#### Work required:
Copy each line of the data below with the word "mental".

#### Records for processing:
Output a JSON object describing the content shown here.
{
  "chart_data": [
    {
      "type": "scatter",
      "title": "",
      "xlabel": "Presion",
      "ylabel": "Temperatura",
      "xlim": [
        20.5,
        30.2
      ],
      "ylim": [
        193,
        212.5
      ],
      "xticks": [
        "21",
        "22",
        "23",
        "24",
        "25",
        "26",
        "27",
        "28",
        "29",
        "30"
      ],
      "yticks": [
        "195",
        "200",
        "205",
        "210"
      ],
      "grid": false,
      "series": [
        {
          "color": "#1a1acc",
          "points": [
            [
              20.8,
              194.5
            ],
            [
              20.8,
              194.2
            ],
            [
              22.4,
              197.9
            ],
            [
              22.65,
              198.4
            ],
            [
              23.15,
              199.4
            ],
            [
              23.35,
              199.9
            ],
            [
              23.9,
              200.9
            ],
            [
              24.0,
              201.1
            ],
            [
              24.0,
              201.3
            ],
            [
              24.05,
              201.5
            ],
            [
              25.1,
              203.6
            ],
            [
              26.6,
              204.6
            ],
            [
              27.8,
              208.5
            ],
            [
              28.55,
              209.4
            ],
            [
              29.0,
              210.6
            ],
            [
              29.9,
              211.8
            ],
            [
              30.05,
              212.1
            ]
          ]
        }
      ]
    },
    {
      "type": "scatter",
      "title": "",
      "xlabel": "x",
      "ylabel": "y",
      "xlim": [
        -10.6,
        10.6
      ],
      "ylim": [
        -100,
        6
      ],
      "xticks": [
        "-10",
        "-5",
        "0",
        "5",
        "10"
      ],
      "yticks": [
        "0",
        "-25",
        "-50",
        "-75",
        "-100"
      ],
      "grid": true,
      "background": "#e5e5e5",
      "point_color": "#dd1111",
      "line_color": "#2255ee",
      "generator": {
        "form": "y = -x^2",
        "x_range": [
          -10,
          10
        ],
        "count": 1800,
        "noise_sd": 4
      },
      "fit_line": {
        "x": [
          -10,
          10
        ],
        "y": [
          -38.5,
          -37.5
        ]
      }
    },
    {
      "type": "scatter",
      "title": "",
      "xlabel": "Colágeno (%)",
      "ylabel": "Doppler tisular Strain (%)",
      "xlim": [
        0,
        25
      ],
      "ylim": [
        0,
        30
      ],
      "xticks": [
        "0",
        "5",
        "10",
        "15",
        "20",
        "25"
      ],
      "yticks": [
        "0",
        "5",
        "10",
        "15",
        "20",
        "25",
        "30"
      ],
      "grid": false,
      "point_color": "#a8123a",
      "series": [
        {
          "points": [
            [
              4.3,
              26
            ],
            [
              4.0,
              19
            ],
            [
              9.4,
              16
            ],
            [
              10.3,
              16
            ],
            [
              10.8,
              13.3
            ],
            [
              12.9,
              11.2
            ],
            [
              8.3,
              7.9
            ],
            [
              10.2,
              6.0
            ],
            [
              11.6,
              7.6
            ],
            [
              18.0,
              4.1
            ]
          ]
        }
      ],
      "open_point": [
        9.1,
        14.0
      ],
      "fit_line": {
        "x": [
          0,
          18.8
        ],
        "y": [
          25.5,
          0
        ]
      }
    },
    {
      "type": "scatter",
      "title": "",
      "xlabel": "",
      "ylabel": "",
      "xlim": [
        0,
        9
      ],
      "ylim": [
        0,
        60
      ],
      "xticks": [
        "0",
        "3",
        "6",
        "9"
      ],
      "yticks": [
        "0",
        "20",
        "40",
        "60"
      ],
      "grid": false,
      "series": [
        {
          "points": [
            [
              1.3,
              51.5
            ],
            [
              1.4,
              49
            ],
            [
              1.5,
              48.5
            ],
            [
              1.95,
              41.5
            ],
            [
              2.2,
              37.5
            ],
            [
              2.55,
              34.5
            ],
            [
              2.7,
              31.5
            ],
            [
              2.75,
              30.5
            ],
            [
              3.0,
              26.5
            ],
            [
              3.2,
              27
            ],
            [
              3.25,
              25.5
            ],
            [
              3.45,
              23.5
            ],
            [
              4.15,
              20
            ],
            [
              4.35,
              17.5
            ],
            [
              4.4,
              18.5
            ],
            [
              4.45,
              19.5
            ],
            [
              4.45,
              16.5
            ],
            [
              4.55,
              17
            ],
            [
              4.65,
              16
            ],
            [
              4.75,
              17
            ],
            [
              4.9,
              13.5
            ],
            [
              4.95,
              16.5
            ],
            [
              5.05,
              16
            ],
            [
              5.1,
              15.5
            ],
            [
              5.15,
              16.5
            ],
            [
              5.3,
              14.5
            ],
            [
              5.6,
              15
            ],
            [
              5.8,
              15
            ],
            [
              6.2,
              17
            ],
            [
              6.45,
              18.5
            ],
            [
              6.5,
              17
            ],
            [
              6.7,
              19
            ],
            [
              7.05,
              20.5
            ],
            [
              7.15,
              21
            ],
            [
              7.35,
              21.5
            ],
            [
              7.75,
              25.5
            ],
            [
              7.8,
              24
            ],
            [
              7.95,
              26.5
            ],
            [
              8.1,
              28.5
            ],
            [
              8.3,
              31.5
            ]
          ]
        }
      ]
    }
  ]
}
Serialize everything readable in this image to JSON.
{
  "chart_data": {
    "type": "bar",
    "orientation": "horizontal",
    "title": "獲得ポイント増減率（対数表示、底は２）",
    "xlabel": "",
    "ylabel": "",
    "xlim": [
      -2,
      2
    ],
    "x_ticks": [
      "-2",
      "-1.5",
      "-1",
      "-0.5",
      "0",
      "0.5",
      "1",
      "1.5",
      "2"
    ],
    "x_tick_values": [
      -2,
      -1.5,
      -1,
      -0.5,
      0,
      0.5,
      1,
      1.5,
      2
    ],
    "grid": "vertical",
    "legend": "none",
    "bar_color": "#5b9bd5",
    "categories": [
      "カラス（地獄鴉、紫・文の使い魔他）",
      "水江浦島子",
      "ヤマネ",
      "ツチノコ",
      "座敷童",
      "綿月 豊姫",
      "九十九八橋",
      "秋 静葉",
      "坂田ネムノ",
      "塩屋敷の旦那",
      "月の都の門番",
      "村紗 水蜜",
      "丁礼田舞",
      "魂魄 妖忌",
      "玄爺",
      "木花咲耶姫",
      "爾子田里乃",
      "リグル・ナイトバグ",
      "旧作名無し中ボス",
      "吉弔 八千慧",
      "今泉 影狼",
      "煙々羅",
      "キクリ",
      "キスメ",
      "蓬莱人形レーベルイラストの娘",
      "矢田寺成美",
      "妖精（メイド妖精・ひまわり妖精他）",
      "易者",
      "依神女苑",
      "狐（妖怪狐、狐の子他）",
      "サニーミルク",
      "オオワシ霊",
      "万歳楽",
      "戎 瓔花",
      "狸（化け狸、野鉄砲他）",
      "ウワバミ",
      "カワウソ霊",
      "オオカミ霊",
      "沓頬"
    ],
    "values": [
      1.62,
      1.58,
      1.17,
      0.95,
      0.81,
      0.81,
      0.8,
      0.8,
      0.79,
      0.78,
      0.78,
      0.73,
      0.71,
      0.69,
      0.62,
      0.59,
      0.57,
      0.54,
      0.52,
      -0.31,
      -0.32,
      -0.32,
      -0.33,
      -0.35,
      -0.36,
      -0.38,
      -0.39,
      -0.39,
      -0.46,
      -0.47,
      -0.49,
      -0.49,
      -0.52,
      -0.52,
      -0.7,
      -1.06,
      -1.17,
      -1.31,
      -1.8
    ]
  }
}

---

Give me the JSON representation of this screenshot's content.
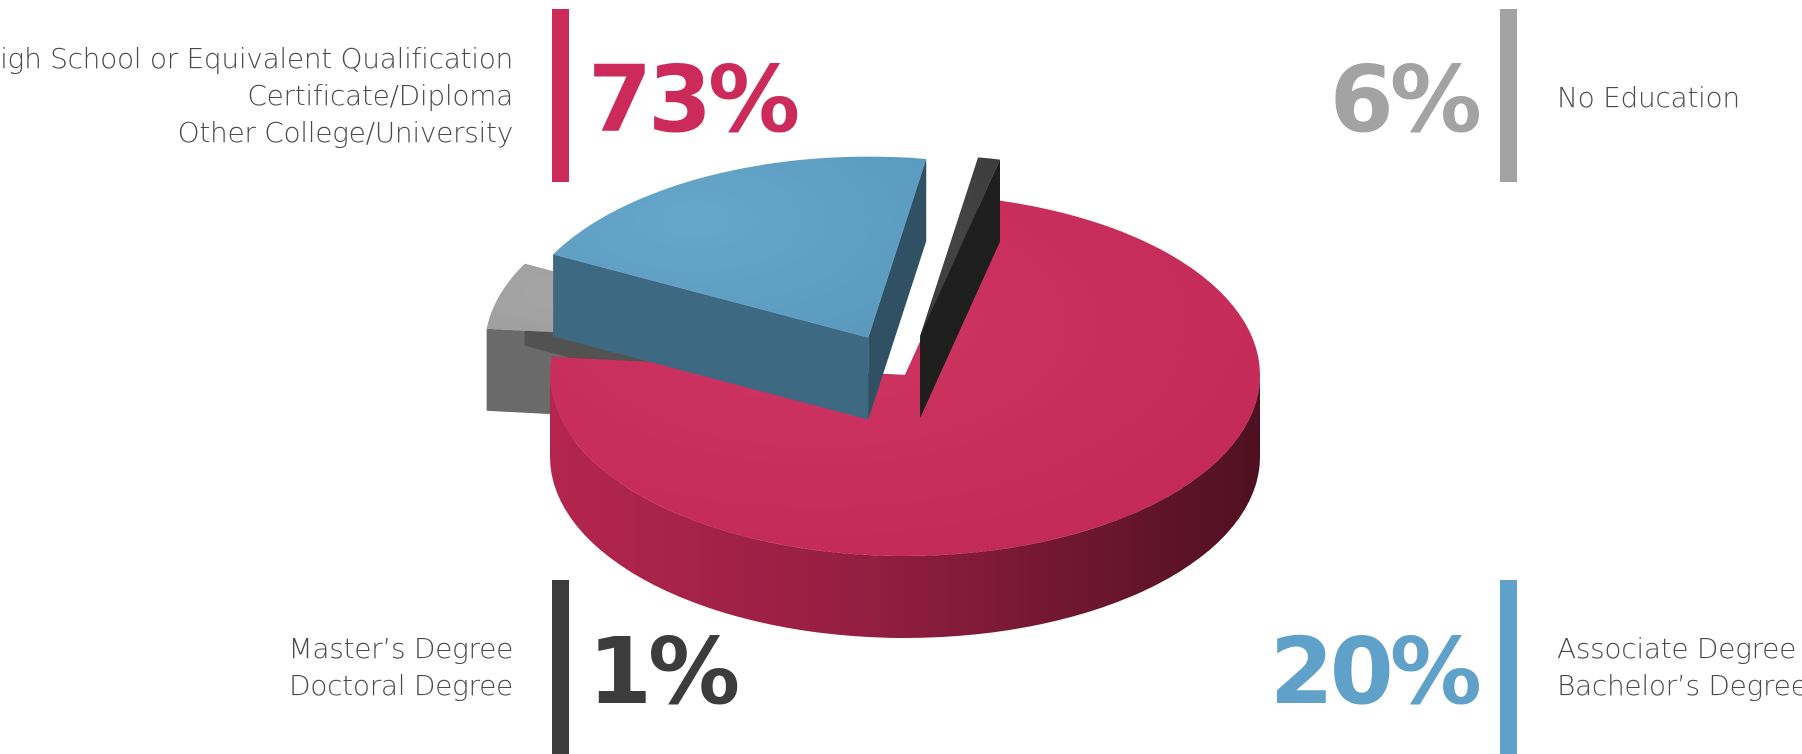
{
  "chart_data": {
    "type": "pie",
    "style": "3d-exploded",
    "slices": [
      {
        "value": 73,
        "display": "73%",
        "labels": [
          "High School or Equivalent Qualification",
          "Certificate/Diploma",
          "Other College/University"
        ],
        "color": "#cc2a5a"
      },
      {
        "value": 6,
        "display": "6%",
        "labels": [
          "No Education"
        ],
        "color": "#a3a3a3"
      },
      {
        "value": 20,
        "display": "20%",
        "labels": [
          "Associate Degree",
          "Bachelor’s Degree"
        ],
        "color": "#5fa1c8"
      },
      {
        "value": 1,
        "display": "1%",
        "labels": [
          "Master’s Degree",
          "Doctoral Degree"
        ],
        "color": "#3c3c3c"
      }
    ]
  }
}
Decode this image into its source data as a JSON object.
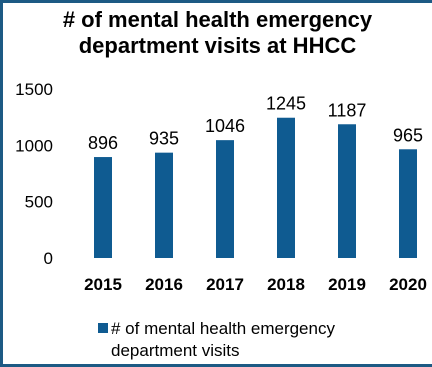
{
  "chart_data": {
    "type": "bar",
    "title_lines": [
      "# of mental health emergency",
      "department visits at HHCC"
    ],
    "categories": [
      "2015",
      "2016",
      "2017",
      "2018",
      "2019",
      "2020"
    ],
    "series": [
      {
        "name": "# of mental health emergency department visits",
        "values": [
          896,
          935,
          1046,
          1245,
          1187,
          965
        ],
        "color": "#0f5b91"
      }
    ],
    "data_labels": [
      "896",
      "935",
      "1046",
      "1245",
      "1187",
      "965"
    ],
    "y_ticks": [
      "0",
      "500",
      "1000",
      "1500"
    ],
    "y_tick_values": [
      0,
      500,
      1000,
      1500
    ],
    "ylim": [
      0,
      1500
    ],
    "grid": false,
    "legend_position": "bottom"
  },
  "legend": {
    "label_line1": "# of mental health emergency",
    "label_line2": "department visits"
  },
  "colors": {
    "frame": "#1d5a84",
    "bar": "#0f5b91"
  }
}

#### Answer below:
      "# of mental health emergency",
        "name": "# of mental health emergency department visits",
    "label_line1": "# of mental health emergency",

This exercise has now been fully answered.